What this task involves –
Each entry below must be repeated exactly, with pictures left out.

Stored records –
** BEGIN **
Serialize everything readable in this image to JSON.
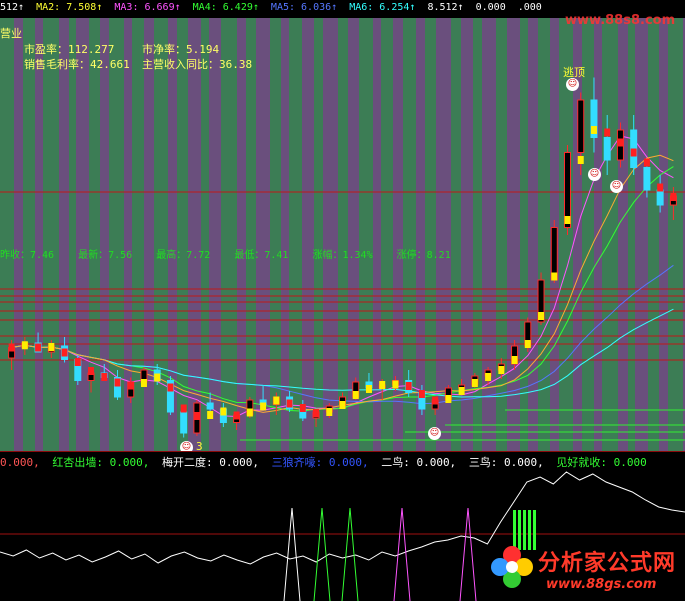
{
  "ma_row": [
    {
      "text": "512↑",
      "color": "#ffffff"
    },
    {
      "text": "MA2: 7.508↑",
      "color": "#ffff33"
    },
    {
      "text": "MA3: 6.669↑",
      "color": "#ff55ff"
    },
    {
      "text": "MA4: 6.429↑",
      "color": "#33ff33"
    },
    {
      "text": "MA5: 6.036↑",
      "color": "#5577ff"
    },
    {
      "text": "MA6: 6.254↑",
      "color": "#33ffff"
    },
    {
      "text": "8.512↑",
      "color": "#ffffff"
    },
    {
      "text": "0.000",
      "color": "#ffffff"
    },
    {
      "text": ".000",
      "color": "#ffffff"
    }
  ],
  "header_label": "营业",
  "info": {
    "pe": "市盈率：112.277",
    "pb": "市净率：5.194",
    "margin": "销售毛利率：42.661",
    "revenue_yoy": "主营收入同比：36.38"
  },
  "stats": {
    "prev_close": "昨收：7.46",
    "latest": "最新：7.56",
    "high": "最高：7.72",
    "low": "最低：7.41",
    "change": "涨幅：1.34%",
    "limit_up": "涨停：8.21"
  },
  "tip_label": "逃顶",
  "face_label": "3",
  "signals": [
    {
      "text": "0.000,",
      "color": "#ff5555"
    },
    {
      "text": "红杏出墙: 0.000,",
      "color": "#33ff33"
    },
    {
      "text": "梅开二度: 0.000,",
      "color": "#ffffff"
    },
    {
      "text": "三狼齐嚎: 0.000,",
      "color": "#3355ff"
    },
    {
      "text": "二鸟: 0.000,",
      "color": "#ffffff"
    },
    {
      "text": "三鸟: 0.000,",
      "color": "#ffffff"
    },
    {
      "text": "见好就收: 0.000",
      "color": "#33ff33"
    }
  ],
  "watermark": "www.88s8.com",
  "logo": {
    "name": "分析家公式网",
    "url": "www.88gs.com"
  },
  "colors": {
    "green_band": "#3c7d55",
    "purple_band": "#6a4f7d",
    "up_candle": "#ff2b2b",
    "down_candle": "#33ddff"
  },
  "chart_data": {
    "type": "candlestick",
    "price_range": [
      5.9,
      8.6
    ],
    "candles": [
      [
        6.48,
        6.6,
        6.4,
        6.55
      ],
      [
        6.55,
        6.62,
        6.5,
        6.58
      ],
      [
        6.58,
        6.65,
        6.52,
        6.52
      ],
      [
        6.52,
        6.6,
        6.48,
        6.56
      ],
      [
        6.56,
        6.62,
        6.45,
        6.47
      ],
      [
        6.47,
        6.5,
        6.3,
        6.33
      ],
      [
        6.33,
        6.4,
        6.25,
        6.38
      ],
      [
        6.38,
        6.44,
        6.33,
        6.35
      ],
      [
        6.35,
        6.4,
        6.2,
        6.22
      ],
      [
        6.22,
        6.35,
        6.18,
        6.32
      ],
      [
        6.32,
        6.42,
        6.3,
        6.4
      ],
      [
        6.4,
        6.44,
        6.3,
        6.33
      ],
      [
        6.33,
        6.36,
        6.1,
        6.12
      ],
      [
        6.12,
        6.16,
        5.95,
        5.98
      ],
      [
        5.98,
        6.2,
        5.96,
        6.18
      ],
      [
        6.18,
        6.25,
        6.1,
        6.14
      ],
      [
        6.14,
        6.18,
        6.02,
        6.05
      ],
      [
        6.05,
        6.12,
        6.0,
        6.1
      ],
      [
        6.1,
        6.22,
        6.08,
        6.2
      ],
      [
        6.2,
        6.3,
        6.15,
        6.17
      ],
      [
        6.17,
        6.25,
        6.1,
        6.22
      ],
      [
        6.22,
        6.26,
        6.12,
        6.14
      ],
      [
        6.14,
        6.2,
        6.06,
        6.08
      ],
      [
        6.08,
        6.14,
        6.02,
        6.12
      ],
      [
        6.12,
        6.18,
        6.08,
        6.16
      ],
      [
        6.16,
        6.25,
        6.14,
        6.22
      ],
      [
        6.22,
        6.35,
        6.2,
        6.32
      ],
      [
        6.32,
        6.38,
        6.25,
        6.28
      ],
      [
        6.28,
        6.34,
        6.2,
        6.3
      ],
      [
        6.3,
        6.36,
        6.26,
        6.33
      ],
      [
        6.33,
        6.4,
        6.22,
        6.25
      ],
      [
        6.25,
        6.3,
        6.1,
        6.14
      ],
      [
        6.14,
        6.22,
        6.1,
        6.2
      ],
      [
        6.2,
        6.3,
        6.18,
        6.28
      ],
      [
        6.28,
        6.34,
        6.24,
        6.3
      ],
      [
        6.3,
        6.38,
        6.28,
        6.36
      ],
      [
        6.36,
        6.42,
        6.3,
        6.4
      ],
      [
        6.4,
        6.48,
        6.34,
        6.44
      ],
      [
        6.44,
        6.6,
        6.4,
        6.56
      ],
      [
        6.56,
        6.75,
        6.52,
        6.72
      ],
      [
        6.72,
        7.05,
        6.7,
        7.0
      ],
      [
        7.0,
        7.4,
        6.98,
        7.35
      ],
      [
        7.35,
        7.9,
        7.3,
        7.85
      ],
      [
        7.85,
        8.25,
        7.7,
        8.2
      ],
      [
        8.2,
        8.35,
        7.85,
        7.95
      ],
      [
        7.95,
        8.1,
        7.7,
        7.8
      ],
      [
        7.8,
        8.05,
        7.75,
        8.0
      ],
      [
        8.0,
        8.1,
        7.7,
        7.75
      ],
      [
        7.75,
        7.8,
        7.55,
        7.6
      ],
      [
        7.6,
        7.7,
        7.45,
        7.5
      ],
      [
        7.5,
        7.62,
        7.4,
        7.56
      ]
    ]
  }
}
** END **
Solution for this exercise –
Serialize everything readable in this image to JSON.
{
  "ma_row": [
    {
      "text": "512↑",
      "color": "#ffffff"
    },
    {
      "text": "MA2: 7.508↑",
      "color": "#ffff33"
    },
    {
      "text": "MA3: 6.669↑",
      "color": "#ff55ff"
    },
    {
      "text": "MA4: 6.429↑",
      "color": "#33ff33"
    },
    {
      "text": "MA5: 6.036↑",
      "color": "#5577ff"
    },
    {
      "text": "MA6: 6.254↑",
      "color": "#33ffff"
    },
    {
      "text": "8.512↑",
      "color": "#ffffff"
    },
    {
      "text": "0.000",
      "color": "#ffffff"
    },
    {
      "text": ".000",
      "color": "#ffffff"
    }
  ],
  "header_label": "营业",
  "info": {
    "pe": "市盈率：112.277",
    "pb": "市净率：5.194",
    "margin": "销售毛利率：42.661",
    "revenue_yoy": "主营收入同比：36.38"
  },
  "stats": {
    "prev_close": "昨收：7.46",
    "latest": "最新：7.56",
    "high": "最高：7.72",
    "low": "最低：7.41",
    "change": "涨幅：1.34%",
    "limit_up": "涨停：8.21"
  },
  "tip_label": "逃顶",
  "face_label": "3",
  "signals": [
    {
      "text": "0.000,",
      "color": "#ff5555"
    },
    {
      "text": "红杏出墙: 0.000,",
      "color": "#33ff33"
    },
    {
      "text": "梅开二度: 0.000,",
      "color": "#ffffff"
    },
    {
      "text": "三狼齐嚎: 0.000,",
      "color": "#3355ff"
    },
    {
      "text": "二鸟: 0.000,",
      "color": "#ffffff"
    },
    {
      "text": "三鸟: 0.000,",
      "color": "#ffffff"
    },
    {
      "text": "见好就收: 0.000",
      "color": "#33ff33"
    }
  ],
  "watermark": "www.88s8.com",
  "logo": {
    "name": "分析家公式网",
    "url": "www.88gs.com"
  },
  "colors": {
    "green_band": "#3c7d55",
    "purple_band": "#6a4f7d",
    "up_candle": "#ff2b2b",
    "down_candle": "#33ddff"
  },
  "chart_data": {
    "type": "candlestick",
    "price_range": [
      5.9,
      8.6
    ],
    "candles": [
      [
        6.48,
        6.6,
        6.4,
        6.55
      ],
      [
        6.55,
        6.62,
        6.5,
        6.58
      ],
      [
        6.58,
        6.65,
        6.52,
        6.52
      ],
      [
        6.52,
        6.6,
        6.48,
        6.56
      ],
      [
        6.56,
        6.62,
        6.45,
        6.47
      ],
      [
        6.47,
        6.5,
        6.3,
        6.33
      ],
      [
        6.33,
        6.4,
        6.25,
        6.38
      ],
      [
        6.38,
        6.44,
        6.33,
        6.35
      ],
      [
        6.35,
        6.4,
        6.2,
        6.22
      ],
      [
        6.22,
        6.35,
        6.18,
        6.32
      ],
      [
        6.32,
        6.42,
        6.3,
        6.4
      ],
      [
        6.4,
        6.44,
        6.3,
        6.33
      ],
      [
        6.33,
        6.36,
        6.1,
        6.12
      ],
      [
        6.12,
        6.16,
        5.95,
        5.98
      ],
      [
        5.98,
        6.2,
        5.96,
        6.18
      ],
      [
        6.18,
        6.25,
        6.1,
        6.14
      ],
      [
        6.14,
        6.18,
        6.02,
        6.05
      ],
      [
        6.05,
        6.12,
        6.0,
        6.1
      ],
      [
        6.1,
        6.22,
        6.08,
        6.2
      ],
      [
        6.2,
        6.3,
        6.15,
        6.17
      ],
      [
        6.17,
        6.25,
        6.1,
        6.22
      ],
      [
        6.22,
        6.26,
        6.12,
        6.14
      ],
      [
        6.14,
        6.2,
        6.06,
        6.08
      ],
      [
        6.08,
        6.14,
        6.02,
        6.12
      ],
      [
        6.12,
        6.18,
        6.08,
        6.16
      ],
      [
        6.16,
        6.25,
        6.14,
        6.22
      ],
      [
        6.22,
        6.35,
        6.2,
        6.32
      ],
      [
        6.32,
        6.38,
        6.25,
        6.28
      ],
      [
        6.28,
        6.34,
        6.2,
        6.3
      ],
      [
        6.3,
        6.36,
        6.26,
        6.33
      ],
      [
        6.33,
        6.4,
        6.22,
        6.25
      ],
      [
        6.25,
        6.3,
        6.1,
        6.14
      ],
      [
        6.14,
        6.22,
        6.1,
        6.2
      ],
      [
        6.2,
        6.3,
        6.18,
        6.28
      ],
      [
        6.28,
        6.34,
        6.24,
        6.3
      ],
      [
        6.3,
        6.38,
        6.28,
        6.36
      ],
      [
        6.36,
        6.42,
        6.3,
        6.4
      ],
      [
        6.4,
        6.48,
        6.34,
        6.44
      ],
      [
        6.44,
        6.6,
        6.4,
        6.56
      ],
      [
        6.56,
        6.75,
        6.52,
        6.72
      ],
      [
        6.72,
        7.05,
        6.7,
        7.0
      ],
      [
        7.0,
        7.4,
        6.98,
        7.35
      ],
      [
        7.35,
        7.9,
        7.3,
        7.85
      ],
      [
        7.85,
        8.25,
        7.7,
        8.2
      ],
      [
        8.2,
        8.35,
        7.85,
        7.95
      ],
      [
        7.95,
        8.1,
        7.7,
        7.8
      ],
      [
        7.8,
        8.05,
        7.75,
        8.0
      ],
      [
        8.0,
        8.1,
        7.7,
        7.75
      ],
      [
        7.75,
        7.8,
        7.55,
        7.6
      ],
      [
        7.6,
        7.7,
        7.45,
        7.5
      ],
      [
        7.5,
        7.62,
        7.4,
        7.56
      ]
    ]
  }
}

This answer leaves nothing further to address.